- **What is expected**: Look through the material below. Copy each line that contains the string "speaker".

:: Provided data

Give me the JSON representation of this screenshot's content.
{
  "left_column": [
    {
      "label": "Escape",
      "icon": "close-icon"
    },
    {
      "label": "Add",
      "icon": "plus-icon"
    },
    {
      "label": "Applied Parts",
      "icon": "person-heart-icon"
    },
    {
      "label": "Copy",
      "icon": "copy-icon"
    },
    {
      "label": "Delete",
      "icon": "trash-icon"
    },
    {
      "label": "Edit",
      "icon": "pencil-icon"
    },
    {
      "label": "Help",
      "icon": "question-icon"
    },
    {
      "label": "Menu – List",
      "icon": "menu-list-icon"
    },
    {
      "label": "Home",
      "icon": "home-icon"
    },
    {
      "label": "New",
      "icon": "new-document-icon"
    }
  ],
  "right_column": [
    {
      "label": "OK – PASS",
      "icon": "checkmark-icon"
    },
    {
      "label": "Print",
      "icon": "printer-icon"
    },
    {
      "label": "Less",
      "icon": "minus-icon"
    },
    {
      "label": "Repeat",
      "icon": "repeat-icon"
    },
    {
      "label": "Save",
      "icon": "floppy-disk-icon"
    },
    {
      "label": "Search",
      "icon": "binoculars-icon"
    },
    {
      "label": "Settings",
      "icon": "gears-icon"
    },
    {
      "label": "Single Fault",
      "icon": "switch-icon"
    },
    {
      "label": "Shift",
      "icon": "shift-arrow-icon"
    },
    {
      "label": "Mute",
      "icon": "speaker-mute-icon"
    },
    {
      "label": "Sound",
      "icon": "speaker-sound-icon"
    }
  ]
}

::::

- **Solution for this task**:
      "icon": "speaker-mute-icon"
      "icon": "speaker-sound-icon"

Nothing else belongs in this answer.